### DIRECTIVE:
Write out all of the data exactly as it appears.
>> Begin
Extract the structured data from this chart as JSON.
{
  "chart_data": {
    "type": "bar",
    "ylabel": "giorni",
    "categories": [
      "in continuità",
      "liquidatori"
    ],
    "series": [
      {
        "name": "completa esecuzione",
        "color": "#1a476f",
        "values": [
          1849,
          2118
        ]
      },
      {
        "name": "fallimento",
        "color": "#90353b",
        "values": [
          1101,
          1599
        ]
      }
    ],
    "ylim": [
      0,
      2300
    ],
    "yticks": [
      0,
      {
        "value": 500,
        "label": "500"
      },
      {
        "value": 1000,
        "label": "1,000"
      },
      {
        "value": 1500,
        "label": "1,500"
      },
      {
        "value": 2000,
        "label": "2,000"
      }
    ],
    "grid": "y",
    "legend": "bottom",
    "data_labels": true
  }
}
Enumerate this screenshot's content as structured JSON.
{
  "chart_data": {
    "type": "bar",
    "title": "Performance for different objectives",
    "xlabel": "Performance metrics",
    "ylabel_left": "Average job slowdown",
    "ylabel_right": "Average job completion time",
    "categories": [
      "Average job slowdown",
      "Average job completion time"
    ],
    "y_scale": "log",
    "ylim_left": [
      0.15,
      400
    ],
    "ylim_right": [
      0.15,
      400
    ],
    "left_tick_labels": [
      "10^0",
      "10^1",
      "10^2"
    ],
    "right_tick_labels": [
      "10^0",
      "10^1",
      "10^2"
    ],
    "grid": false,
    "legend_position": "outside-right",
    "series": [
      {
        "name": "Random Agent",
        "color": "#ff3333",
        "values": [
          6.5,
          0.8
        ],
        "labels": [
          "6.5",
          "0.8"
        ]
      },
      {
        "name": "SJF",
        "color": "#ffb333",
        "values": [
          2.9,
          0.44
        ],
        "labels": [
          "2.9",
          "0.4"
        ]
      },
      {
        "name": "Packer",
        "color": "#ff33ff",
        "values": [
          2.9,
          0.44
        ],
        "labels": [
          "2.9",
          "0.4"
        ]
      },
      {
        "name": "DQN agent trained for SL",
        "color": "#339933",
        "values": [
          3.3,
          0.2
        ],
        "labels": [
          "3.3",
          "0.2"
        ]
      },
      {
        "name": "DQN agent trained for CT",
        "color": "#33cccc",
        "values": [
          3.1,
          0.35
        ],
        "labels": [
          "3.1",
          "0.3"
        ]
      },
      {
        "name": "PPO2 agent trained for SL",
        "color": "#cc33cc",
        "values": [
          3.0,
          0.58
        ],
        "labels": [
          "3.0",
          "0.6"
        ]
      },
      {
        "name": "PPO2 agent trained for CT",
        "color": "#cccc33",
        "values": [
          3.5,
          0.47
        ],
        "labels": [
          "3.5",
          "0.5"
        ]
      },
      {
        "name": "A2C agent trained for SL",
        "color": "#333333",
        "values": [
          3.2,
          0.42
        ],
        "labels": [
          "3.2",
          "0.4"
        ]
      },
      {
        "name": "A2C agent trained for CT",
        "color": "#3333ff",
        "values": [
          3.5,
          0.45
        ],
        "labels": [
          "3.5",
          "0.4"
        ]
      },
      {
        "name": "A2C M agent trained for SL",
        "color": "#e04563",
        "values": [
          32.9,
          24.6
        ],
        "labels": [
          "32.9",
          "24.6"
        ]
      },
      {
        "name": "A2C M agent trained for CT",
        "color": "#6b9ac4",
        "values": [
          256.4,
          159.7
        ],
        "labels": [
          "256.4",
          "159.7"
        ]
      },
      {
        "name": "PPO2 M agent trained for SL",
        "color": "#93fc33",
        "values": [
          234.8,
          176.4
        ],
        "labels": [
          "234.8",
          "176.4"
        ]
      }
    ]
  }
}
>> End
### ANSWER TO THIS EXERCISE:
Extract the structured data from this chart as JSON.
{
  "chart_data": {
    "type": "bar",
    "ylabel": "giorni",
    "categories": [
      "in continuità",
      "liquidatori"
    ],
    "series": [
      {
        "name": "completa esecuzione",
        "color": "#1a476f",
        "values": [
          1849,
          2118
        ]
      },
      {
        "name": "fallimento",
        "color": "#90353b",
        "values": [
          1101,
          1599
        ]
      }
    ],
    "ylim": [
      0,
      2300
    ],
    "yticks": [
      0,
      {
        "value": 500,
        "label": "500"
      },
      {
        "value": 1000,
        "label": "1,000"
      },
      {
        "value": 1500,
        "label": "1,500"
      },
      {
        "value": 2000,
        "label": "2,000"
      }
    ],
    "grid": "y",
    "legend": "bottom",
    "data_labels": true
  }
}
Enumerate this screenshot's content as structured JSON.
{
  "chart_data": {
    "type": "bar",
    "title": "Performance for different objectives",
    "xlabel": "Performance metrics",
    "ylabel_left": "Average job slowdown",
    "ylabel_right": "Average job completion time",
    "categories": [
      "Average job slowdown",
      "Average job completion time"
    ],
    "y_scale": "log",
    "ylim_left": [
      0.15,
      400
    ],
    "ylim_right": [
      0.15,
      400
    ],
    "left_tick_labels": [
      "10^0",
      "10^1",
      "10^2"
    ],
    "right_tick_labels": [
      "10^0",
      "10^1",
      "10^2"
    ],
    "grid": false,
    "legend_position": "outside-right",
    "series": [
      {
        "name": "Random Agent",
        "color": "#ff3333",
        "values": [
          6.5,
          0.8
        ],
        "labels": [
          "6.5",
          "0.8"
        ]
      },
      {
        "name": "SJF",
        "color": "#ffb333",
        "values": [
          2.9,
          0.44
        ],
        "labels": [
          "2.9",
          "0.4"
        ]
      },
      {
        "name": "Packer",
        "color": "#ff33ff",
        "values": [
          2.9,
          0.44
        ],
        "labels": [
          "2.9",
          "0.4"
        ]
      },
      {
        "name": "DQN agent trained for SL",
        "color": "#339933",
        "values": [
          3.3,
          0.2
        ],
        "labels": [
          "3.3",
          "0.2"
        ]
      },
      {
        "name": "DQN agent trained for CT",
        "color": "#33cccc",
        "values": [
          3.1,
          0.35
        ],
        "labels": [
          "3.1",
          "0.3"
        ]
      },
      {
        "name": "PPO2 agent trained for SL",
        "color": "#cc33cc",
        "values": [
          3.0,
          0.58
        ],
        "labels": [
          "3.0",
          "0.6"
        ]
      },
      {
        "name": "PPO2 agent trained for CT",
        "color": "#cccc33",
        "values": [
          3.5,
          0.47
        ],
        "labels": [
          "3.5",
          "0.5"
        ]
      },
      {
        "name": "A2C agent trained for SL",
        "color": "#333333",
        "values": [
          3.2,
          0.42
        ],
        "labels": [
          "3.2",
          "0.4"
        ]
      },
      {
        "name": "A2C agent trained for CT",
        "color": "#3333ff",
        "values": [
          3.5,
          0.45
        ],
        "labels": [
          "3.5",
          "0.4"
        ]
      },
      {
        "name": "A2C M agent trained for SL",
        "color": "#e04563",
        "values": [
          32.9,
          24.6
        ],
        "labels": [
          "32.9",
          "24.6"
        ]
      },
      {
        "name": "A2C M agent trained for CT",
        "color": "#6b9ac4",
        "values": [
          256.4,
          159.7
        ],
        "labels": [
          "256.4",
          "159.7"
        ]
      },
      {
        "name": "PPO2 M agent trained for SL",
        "color": "#93fc33",
        "values": [
          234.8,
          176.4
        ],
        "labels": [
          "234.8",
          "176.4"
        ]
      }
    ]
  }
}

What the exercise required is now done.